──────── DATA TO PROCESS
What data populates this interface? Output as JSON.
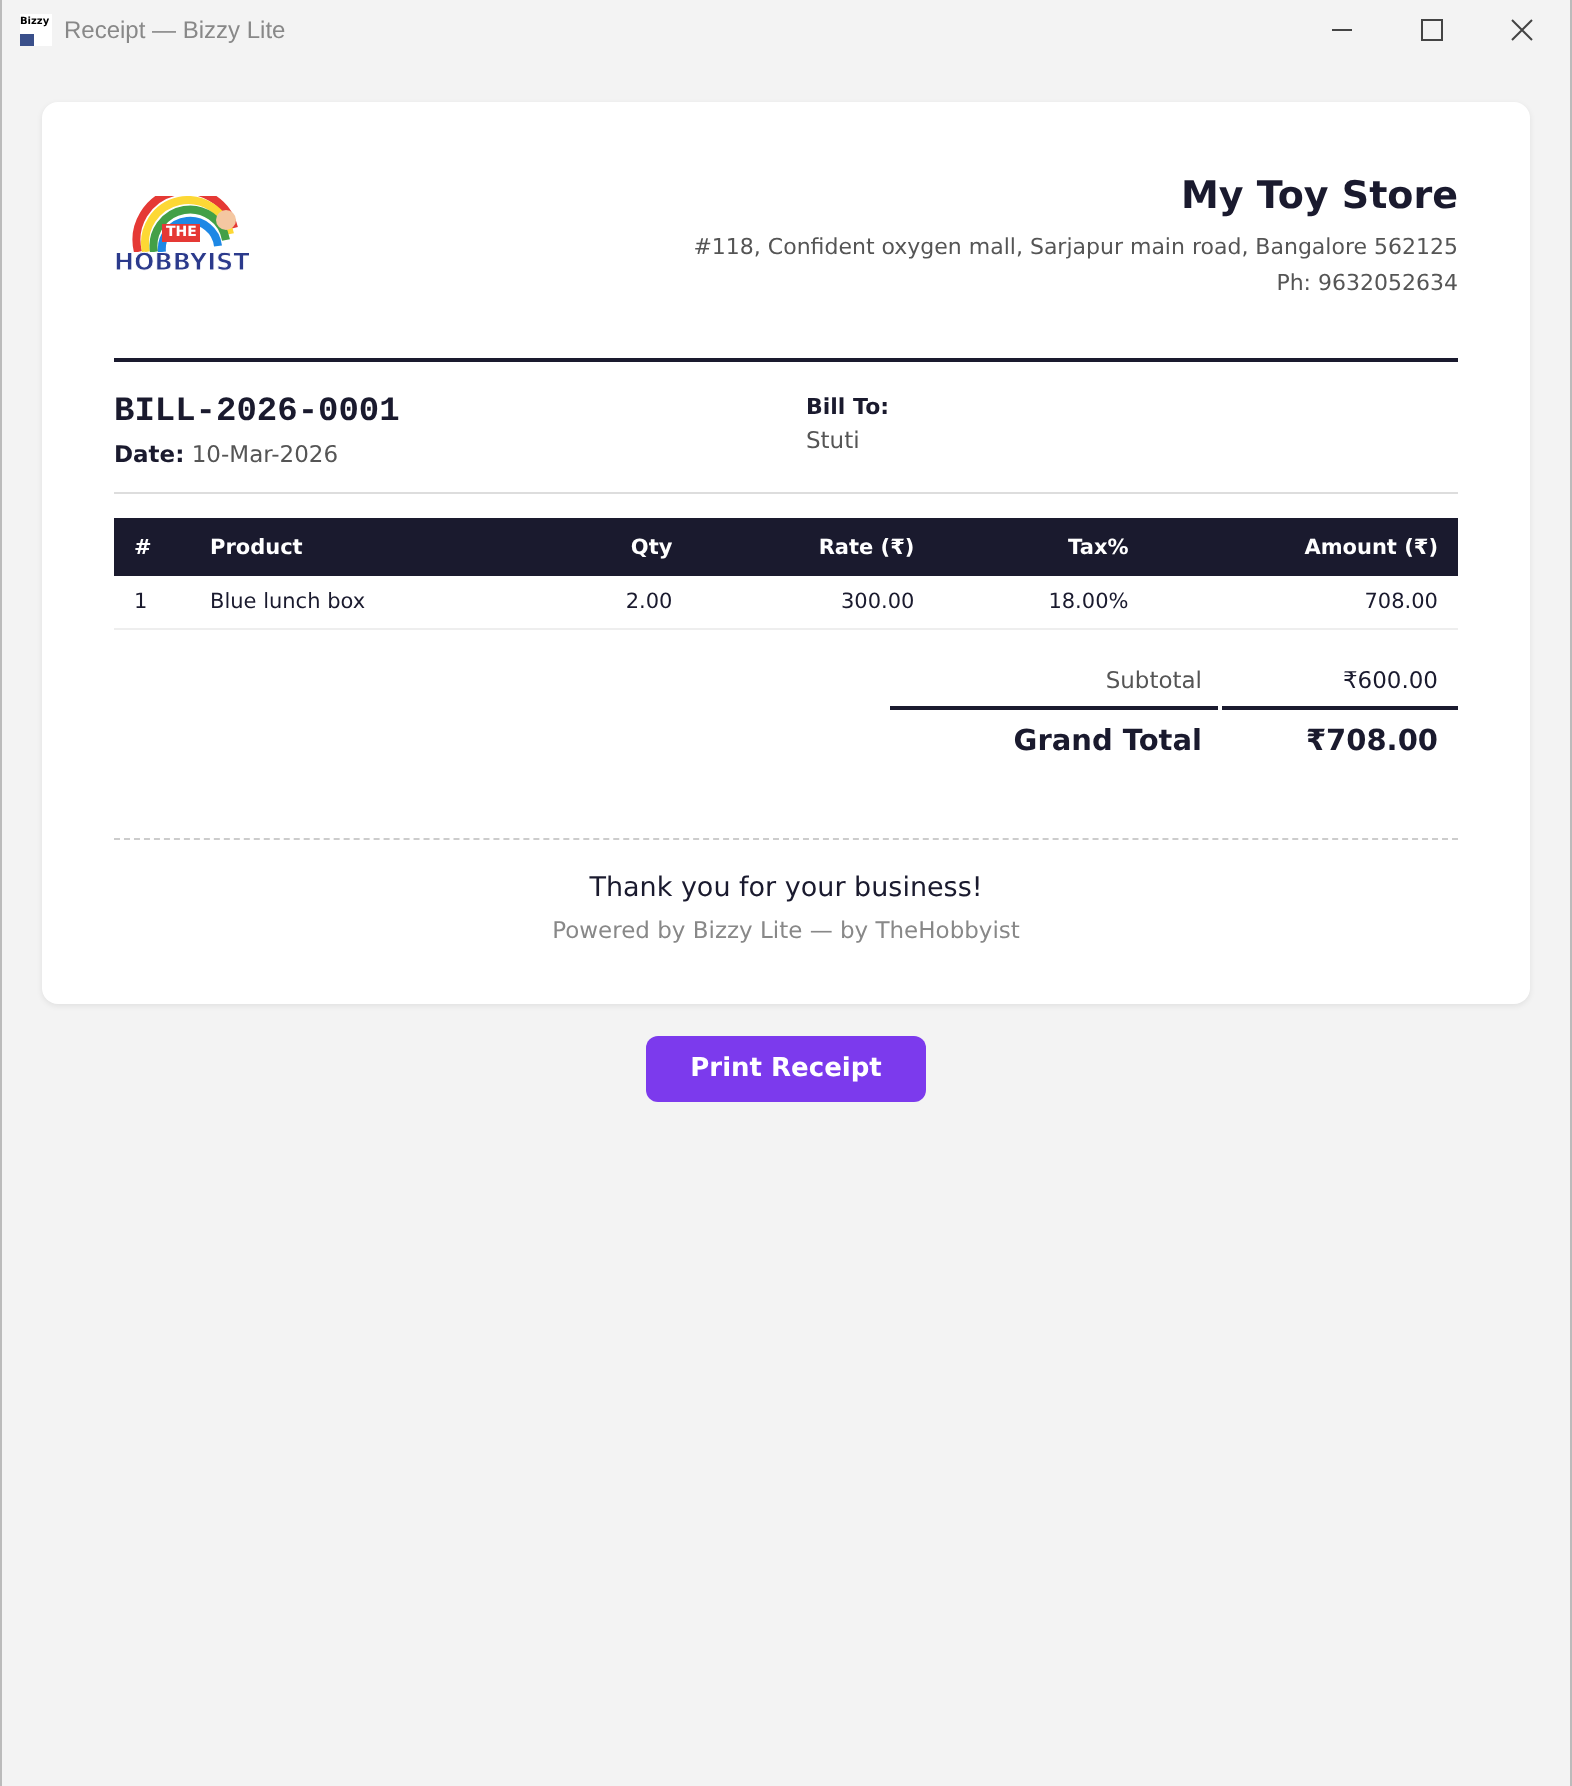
{
  "window": {
    "title": "Receipt — Bizzy Lite",
    "app_icon_text": "Bizzy"
  },
  "logo": {
    "top": "THE",
    "bottom": "HOBBYIST"
  },
  "store": {
    "name": "My Toy Store",
    "address": "#118, Confident oxygen mall, Sarjapur main road, Bangalore 562125",
    "phone": "Ph: 9632052634"
  },
  "bill": {
    "number": "BILL-2026-0001",
    "date_label": "Date:",
    "date": "10-Mar-2026",
    "bill_to_label": "Bill To:",
    "customer": "Stuti"
  },
  "table": {
    "columns": [
      "#",
      "Product",
      "Qty",
      "Rate (₹)",
      "Tax%",
      "Amount (₹)"
    ],
    "rows": [
      [
        "1",
        "Blue lunch box",
        "2.00",
        "300.00",
        "18.00%",
        "708.00"
      ]
    ]
  },
  "totals": [
    {
      "kind": "sub",
      "label": "Subtotal",
      "value": "₹600.00"
    },
    {
      "kind": "grand",
      "label": "Grand Total",
      "value": "₹708.00"
    }
  ],
  "footer": {
    "thanks": "Thank you for your business!",
    "powered": "Powered by Bizzy Lite — by TheHobbyist"
  },
  "buttons": [
    "Print Receipt"
  ]
}
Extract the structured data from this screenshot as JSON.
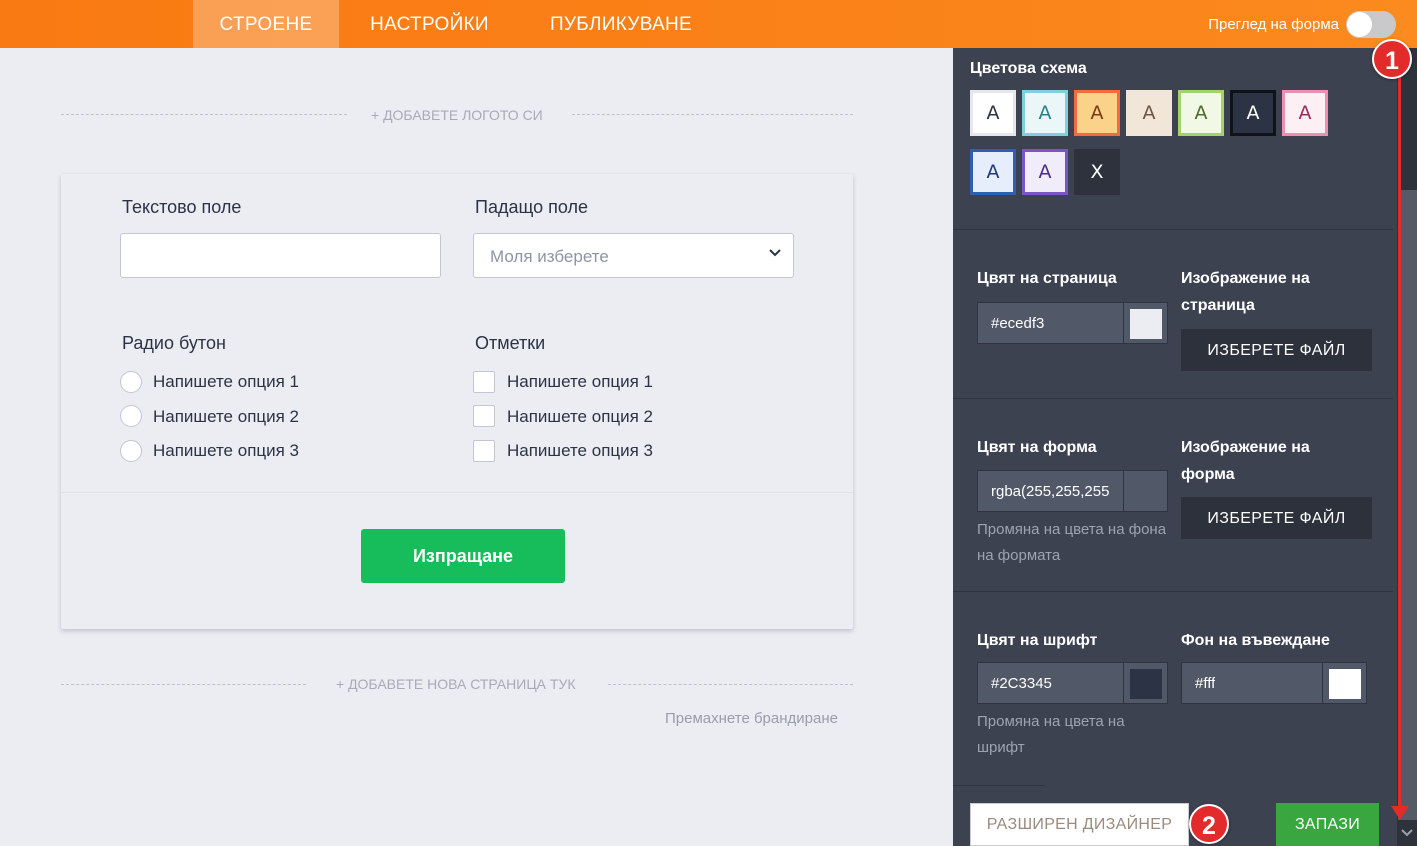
{
  "topbar": {
    "tabs": [
      {
        "label": "СТРОЕНЕ",
        "active": true
      },
      {
        "label": "НАСТРОЙКИ",
        "active": false
      },
      {
        "label": "ПУБЛИКУВАНЕ",
        "active": false
      }
    ],
    "preview_label": "Преглед на форма",
    "preview_on": false
  },
  "builder": {
    "add_logo": "+ ДОБАВЕТЕ ЛОГОТО СИ",
    "add_page": "+ ДОБАВЕТЕ НОВА СТРАНИЦА ТУК",
    "remove_branding": "Премахнете брандиране",
    "form": {
      "text_field_label": "Текстово поле",
      "dropdown_label": "Падащо поле",
      "dropdown_placeholder": "Моля изберете",
      "radio_label": "Радио бутон",
      "checkbox_label": "Отметки",
      "radio_options": [
        "Напишете опция 1",
        "Напишете опция 2",
        "Напишете опция 3"
      ],
      "checkbox_options": [
        "Напишете опция 1",
        "Напишете опция 2",
        "Напишете опция 3"
      ],
      "submit_label": "Изпращане"
    }
  },
  "panel": {
    "scheme_title": "Цветова схема",
    "schemes": [
      {
        "letter": "A",
        "bg": "#ffffff",
        "border": "#e6e7ec",
        "text": "#2c3345"
      },
      {
        "letter": "A",
        "bg": "#eaf6f7",
        "border": "#7fd0d8",
        "text": "#2b7f8c"
      },
      {
        "letter": "A",
        "bg": "#fbd28a",
        "border": "#f26a3d",
        "text": "#7a3a13"
      },
      {
        "letter": "A",
        "bg": "#f1e6d8",
        "border": "#f1e6d8",
        "text": "#6b5646"
      },
      {
        "letter": "A",
        "bg": "#f1f8e6",
        "border": "#a5d36a",
        "text": "#4d6b2a"
      },
      {
        "letter": "A",
        "bg": "#2c3345",
        "border": "#111318",
        "text": "#ffffff"
      },
      {
        "letter": "A",
        "bg": "#fdf0f4",
        "border": "#ef8fae",
        "text": "#9b2d55"
      },
      {
        "letter": "A",
        "bg": "#e6eefb",
        "border": "#2f5fb3",
        "text": "#1e3a78"
      },
      {
        "letter": "A",
        "bg": "#f1ecfa",
        "border": "#7b55c7",
        "text": "#4c2d8c"
      },
      {
        "letter": "X",
        "bg": "#2d323c",
        "border": "#2d323c",
        "text": "#ffffff"
      }
    ],
    "page_color_label": "Цвят на страница",
    "page_color_value": "#ecedf3",
    "page_color_swatch": "#ecedf3",
    "page_image_label": "Изображение на страница",
    "choose_file": "ИЗБЕРЕТЕ ФАЙЛ",
    "form_color_label": "Цвят на форма",
    "form_color_value": "rgba(255,255,255",
    "form_color_hint": "Промяна на цвета на фона на формата",
    "form_image_label": "Изображение на форма",
    "font_color_label": "Цвят на шрифт",
    "font_color_value": "#2C3345",
    "font_color_swatch": "#2c3345",
    "font_color_hint": "Промяна на цвета на шрифт",
    "input_bg_label": "Фон на въвеждане",
    "input_bg_value": "#fff",
    "input_bg_swatch": "#ffffff",
    "advanced_designer": "РАЗШИРЕН ДИЗАЙНЕР",
    "save": "ЗАПАЗИ"
  },
  "annotations": {
    "badge1": "1",
    "badge2": "2"
  }
}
────────────────
WHAT IS REQUIRED — Identify each line containing the string "Lite" and copy it out.

CORRECT RESPONSE —
    "title": "Receipt — Bizzy Lite",
    "powered": "Powered by Bizzy Lite — by TheHobbyist"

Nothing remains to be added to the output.